## start THE DATA
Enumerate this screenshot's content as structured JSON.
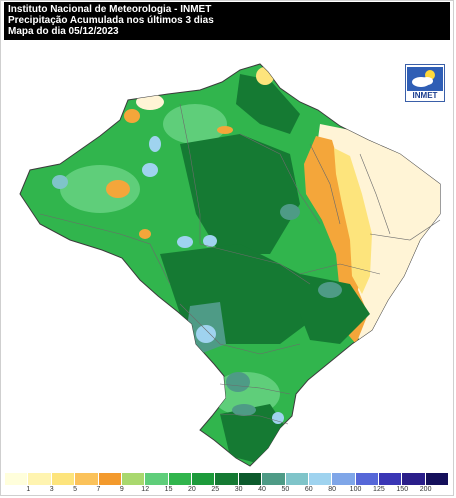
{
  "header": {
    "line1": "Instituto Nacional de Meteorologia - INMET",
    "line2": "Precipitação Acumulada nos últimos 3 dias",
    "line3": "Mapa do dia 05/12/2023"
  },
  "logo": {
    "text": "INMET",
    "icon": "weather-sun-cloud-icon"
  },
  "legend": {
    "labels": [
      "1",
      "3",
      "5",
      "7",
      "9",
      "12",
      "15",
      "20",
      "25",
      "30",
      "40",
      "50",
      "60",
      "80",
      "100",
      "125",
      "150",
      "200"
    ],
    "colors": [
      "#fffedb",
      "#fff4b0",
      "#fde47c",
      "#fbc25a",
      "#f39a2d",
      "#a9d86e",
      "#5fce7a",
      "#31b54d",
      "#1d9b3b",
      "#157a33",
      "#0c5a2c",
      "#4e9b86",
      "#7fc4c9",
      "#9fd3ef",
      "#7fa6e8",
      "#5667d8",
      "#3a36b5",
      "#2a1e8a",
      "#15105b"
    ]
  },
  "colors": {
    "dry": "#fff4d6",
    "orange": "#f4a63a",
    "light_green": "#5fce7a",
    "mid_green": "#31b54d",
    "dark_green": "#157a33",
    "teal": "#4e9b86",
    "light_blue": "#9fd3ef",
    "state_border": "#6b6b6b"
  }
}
## end THE DATA
- _WHAT YOU WILL DO_
Quote the entries above word for word. Leave the images out.

- _FULL SOLUTION_
Enumerate this screenshot's content as structured JSON.
{
  "header": {
    "line1": "Instituto Nacional de Meteorologia - INMET",
    "line2": "Precipitação Acumulada nos últimos 3 dias",
    "line3": "Mapa do dia 05/12/2023"
  },
  "logo": {
    "text": "INMET",
    "icon": "weather-sun-cloud-icon"
  },
  "legend": {
    "labels": [
      "1",
      "3",
      "5",
      "7",
      "9",
      "12",
      "15",
      "20",
      "25",
      "30",
      "40",
      "50",
      "60",
      "80",
      "100",
      "125",
      "150",
      "200"
    ],
    "colors": [
      "#fffedb",
      "#fff4b0",
      "#fde47c",
      "#fbc25a",
      "#f39a2d",
      "#a9d86e",
      "#5fce7a",
      "#31b54d",
      "#1d9b3b",
      "#157a33",
      "#0c5a2c",
      "#4e9b86",
      "#7fc4c9",
      "#9fd3ef",
      "#7fa6e8",
      "#5667d8",
      "#3a36b5",
      "#2a1e8a",
      "#15105b"
    ]
  },
  "colors": {
    "dry": "#fff4d6",
    "orange": "#f4a63a",
    "light_green": "#5fce7a",
    "mid_green": "#31b54d",
    "dark_green": "#157a33",
    "teal": "#4e9b86",
    "light_blue": "#9fd3ef",
    "state_border": "#6b6b6b"
  }
}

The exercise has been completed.